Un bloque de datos
━━━━
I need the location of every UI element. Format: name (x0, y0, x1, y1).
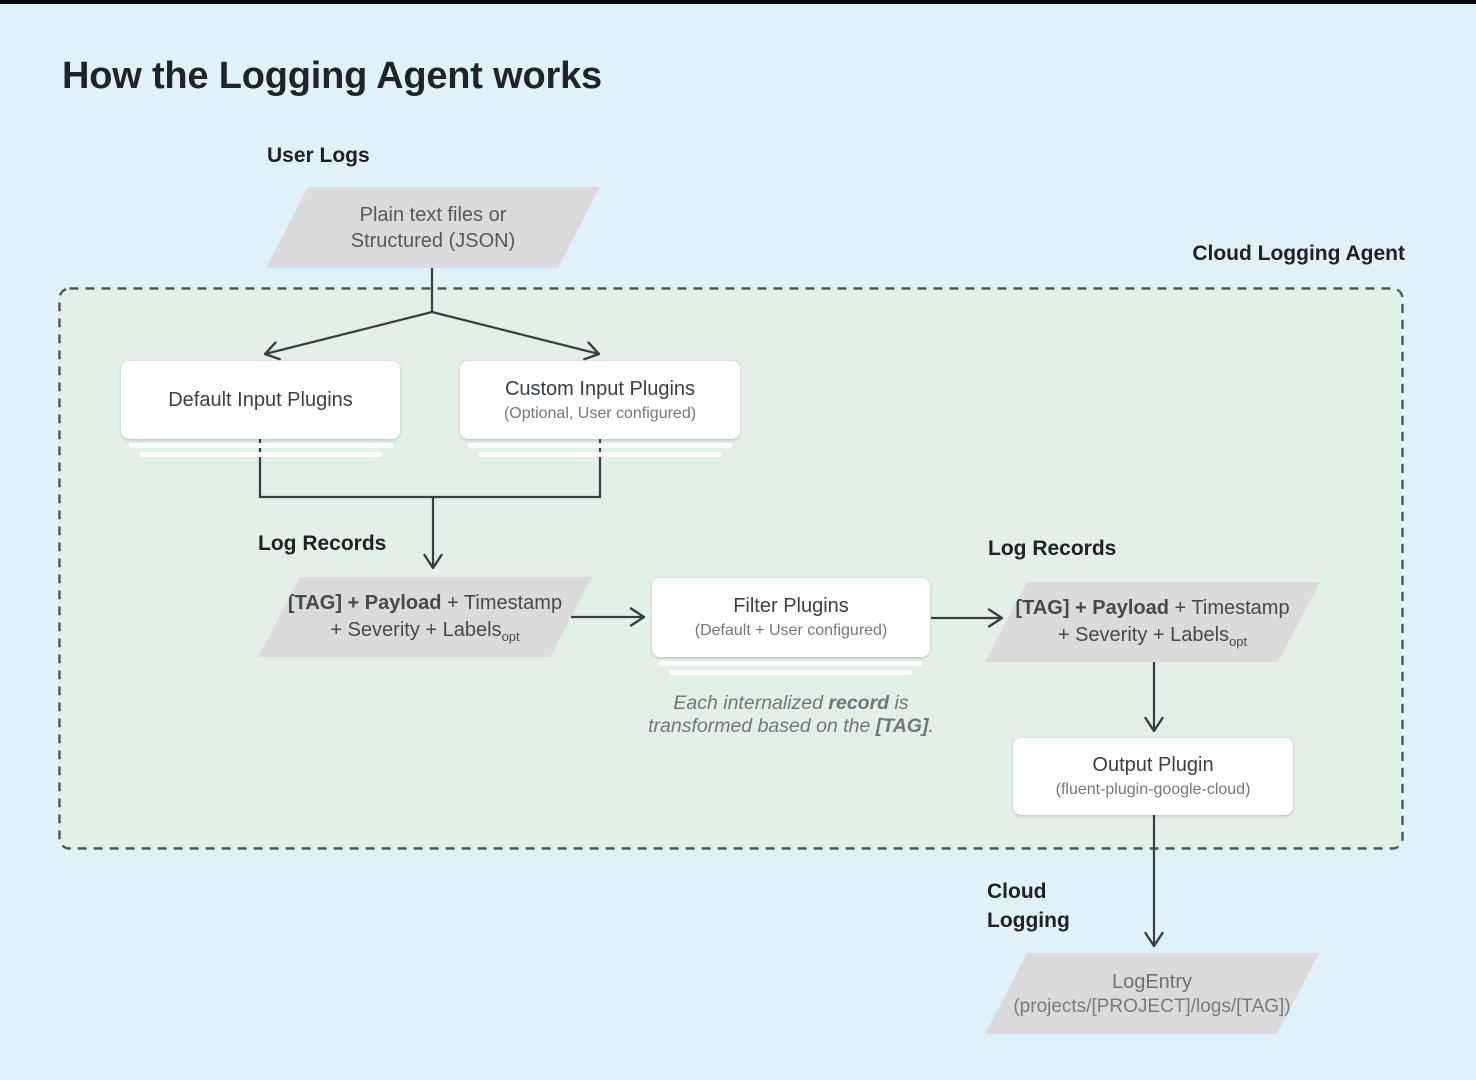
transform-note-line2: transformed based on the [TAG]. (620, 715, 962, 738)
connector-split-default (265, 310, 433, 354)
output-plugin-box: Output Plugin (fluent-plugin-google-clou… (1013, 738, 1293, 815)
log-record-right-node: [TAG] + Payload + Timestamp + Severity +… (985, 582, 1320, 662)
cloud-logging-label-line2: Logging (987, 909, 1070, 932)
log-entry-subtitle: (projects/[PROJECT]/logs/[TAG]) (1013, 995, 1291, 1017)
log-record-right-line2-text: + Severity + Labels (1057, 624, 1230, 646)
transform-note-line2-bold: [TAG] (875, 715, 929, 737)
output-plugin-subtitle: (fluent-plugin-google-cloud) (1055, 781, 1251, 798)
page-title: How the Logging Agent works (62, 55, 602, 97)
log-record-left-line2-sub: opt (501, 629, 520, 644)
custom-input-plugins-subtitle: (Optional, User configured) (503, 404, 697, 422)
custom-input-plugins-title: Custom Input Plugins (504, 377, 696, 400)
connector-merge-inputs (258, 439, 602, 499)
paper-stack-bar (479, 452, 721, 457)
transform-note-line2-pre: transformed based on the (648, 715, 876, 737)
transform-note-line1-pre: Each internalized (673, 692, 829, 714)
default-input-plugins-title: Default Input Plugins (168, 388, 353, 411)
log-record-left-line2: + Severity + Labelsopt (330, 617, 519, 644)
log-records-right-label: Log Records (988, 537, 1117, 560)
custom-input-plugins-box: Custom Input Plugins (Optional, User con… (460, 361, 740, 439)
filter-plugins-title: Filter Plugins (733, 595, 849, 617)
output-plugin-title: Output Plugin (1092, 754, 1214, 776)
transform-note: Each internalized record is transformed … (620, 692, 962, 738)
log-record-left-node: [TAG] + Payload + Timestamp + Severity +… (258, 577, 592, 657)
transform-note-line1-post: is (889, 692, 909, 714)
log-record-right-line2-sub: opt (1229, 634, 1248, 649)
paper-stack-bar (140, 452, 382, 457)
log-entry-title: LogEntry (1111, 970, 1193, 993)
log-record-right-line1-rest: + Timestamp (1168, 597, 1290, 619)
connector-split-custom (431, 310, 599, 354)
paper-stack-bar (669, 670, 912, 675)
top-border-bar (0, 0, 1476, 4)
log-record-right-line1: [TAG] + Payload + Timestamp (1015, 595, 1289, 622)
transform-note-line2-post: . (928, 715, 934, 737)
log-record-right-line1-bold: [TAG] + Payload (1015, 597, 1169, 619)
cloud-logging-label-line1: Cloud (987, 880, 1047, 903)
paper-stack-bar (129, 443, 393, 448)
default-input-plugins-box: Default Input Plugins (121, 361, 400, 439)
filter-plugins-subtitle: (Default + User configured) (694, 622, 888, 639)
log-record-left-line1-rest: + Timestamp (441, 592, 563, 614)
user-logs-node: Plain text files or Structured (JSON) (266, 187, 600, 268)
log-record-left-line1: [TAG] + Payload + Timestamp (288, 590, 562, 617)
transform-note-line1: Each internalized record is (620, 692, 962, 715)
cloud-logging-label: Cloud Logging (987, 877, 1070, 935)
log-entry-node: LogEntry (projects/[PROJECT]/logs/[TAG]) (985, 953, 1319, 1034)
log-records-left-label: Log Records (258, 532, 387, 555)
user-logs-node-line2: Structured (JSON) (350, 229, 516, 252)
log-record-left-line2-text: + Severity + Labels (330, 619, 502, 641)
transform-note-line1-bold: record (828, 692, 890, 714)
paper-stack-bar (468, 443, 732, 448)
paper-stack-bar (659, 661, 922, 666)
log-record-left-line1-bold: [TAG] + Payload (287, 592, 442, 614)
user-logs-label: User Logs (267, 144, 370, 167)
filter-plugins-box: Filter Plugins (Default + User configure… (652, 578, 930, 657)
user-logs-node-line1: Plain text files or (359, 203, 507, 226)
log-record-right-line2: + Severity + Labelsopt (1058, 622, 1247, 649)
cloud-logging-agent-label: Cloud Logging Agent (1192, 242, 1405, 265)
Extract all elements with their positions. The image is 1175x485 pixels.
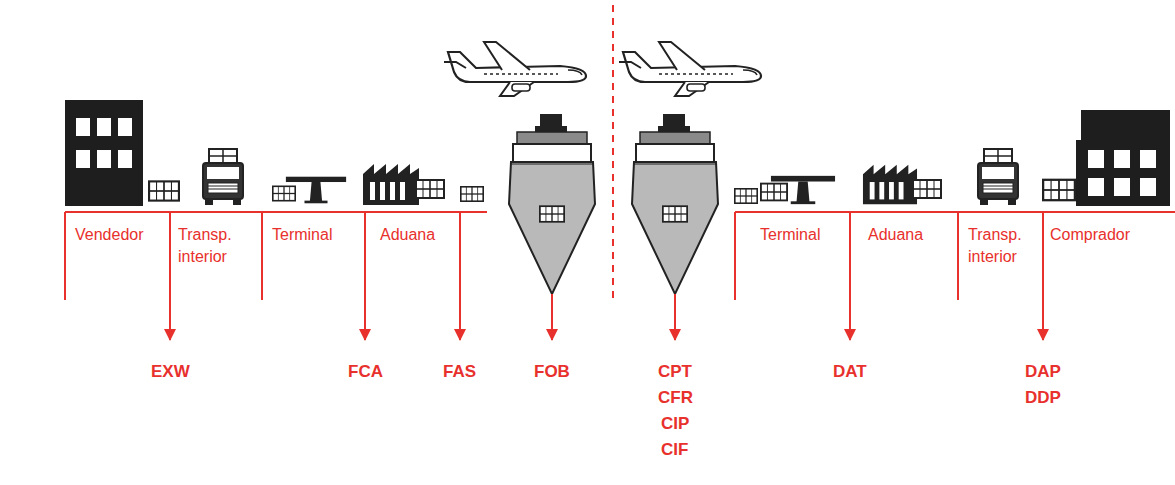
seller-building bbox=[65, 100, 143, 206]
incoterm-code: CFR bbox=[658, 388, 693, 408]
incoterm-code: CPT bbox=[658, 362, 692, 382]
timeline-lines bbox=[65, 212, 1175, 300]
region-label: Aduana bbox=[380, 224, 435, 246]
container-icon bbox=[149, 181, 179, 200]
dashed-divider bbox=[612, 5, 614, 300]
warehouse-icon bbox=[363, 164, 419, 205]
ship-icon bbox=[632, 114, 718, 294]
region-label: Transp. interior bbox=[178, 224, 256, 267]
region-label: Terminal bbox=[272, 224, 332, 246]
container-icon bbox=[735, 189, 757, 203]
incoterm-code: FAS bbox=[443, 362, 476, 382]
plane-icon bbox=[619, 42, 761, 96]
terminal-icon bbox=[286, 177, 346, 204]
container-icon bbox=[540, 206, 564, 222]
buyer-building bbox=[1076, 110, 1170, 206]
region-label: Aduana bbox=[868, 224, 923, 246]
container-icon bbox=[761, 184, 787, 201]
region-label: Terminal bbox=[760, 224, 820, 246]
container-icon bbox=[663, 206, 687, 222]
terminal-icon bbox=[771, 176, 835, 204]
region-label: Transp. interior bbox=[968, 224, 1040, 267]
incoterm-code: CIP bbox=[661, 414, 689, 434]
incoterm-code: EXW bbox=[151, 362, 190, 382]
container-icon bbox=[913, 180, 941, 198]
warehouse-icon bbox=[863, 165, 917, 205]
truck-icon bbox=[978, 149, 1018, 205]
incoterm-arrows bbox=[170, 212, 1043, 340]
incoterm-code: DDP bbox=[1025, 388, 1061, 408]
region-label: Vendedor bbox=[75, 224, 144, 246]
container-icon bbox=[273, 186, 295, 200]
plane-icon bbox=[444, 42, 586, 96]
container-icon bbox=[1043, 180, 1075, 200]
incoterm-code: DAT bbox=[833, 362, 867, 382]
incoterm-code: FOB bbox=[534, 362, 570, 382]
container-icon bbox=[461, 187, 483, 201]
container-icon bbox=[416, 180, 444, 198]
incoterm-code: FCA bbox=[348, 362, 383, 382]
incoterm-code: DAP bbox=[1025, 362, 1061, 382]
region-label: Comprador bbox=[1050, 224, 1130, 246]
truck-icon bbox=[203, 149, 243, 205]
incoterm-code: CIF bbox=[661, 440, 688, 460]
ship-icon bbox=[509, 114, 595, 294]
━━━━
Presenta como lista numerada, omitiendo las líneas en blanco, las líneas de los datos que comienzan en la que contiene "seller-building bbox=[65, 100, 143, 206]" y siguen hasta la que contiene "region-label: Terminal bbox=[272, 224, 332, 246]", ambas incluidas.

1. seller-building bbox=[65, 100, 143, 206]
2. incoterm-code: CFR bbox=[658, 388, 693, 408]
3. incoterm-code: CPT bbox=[658, 362, 692, 382]
4. timeline-lines bbox=[65, 212, 1175, 300]
5. region-label: Aduana bbox=[380, 224, 435, 246]
6. container-icon bbox=[149, 181, 179, 200]
7. dashed-divider bbox=[612, 5, 614, 300]
8. warehouse-icon bbox=[363, 164, 419, 205]
9. ship-icon bbox=[632, 114, 718, 294]
10. region-label: Transp. interior bbox=[178, 224, 256, 267]
11. region-label: Terminal bbox=[272, 224, 332, 246]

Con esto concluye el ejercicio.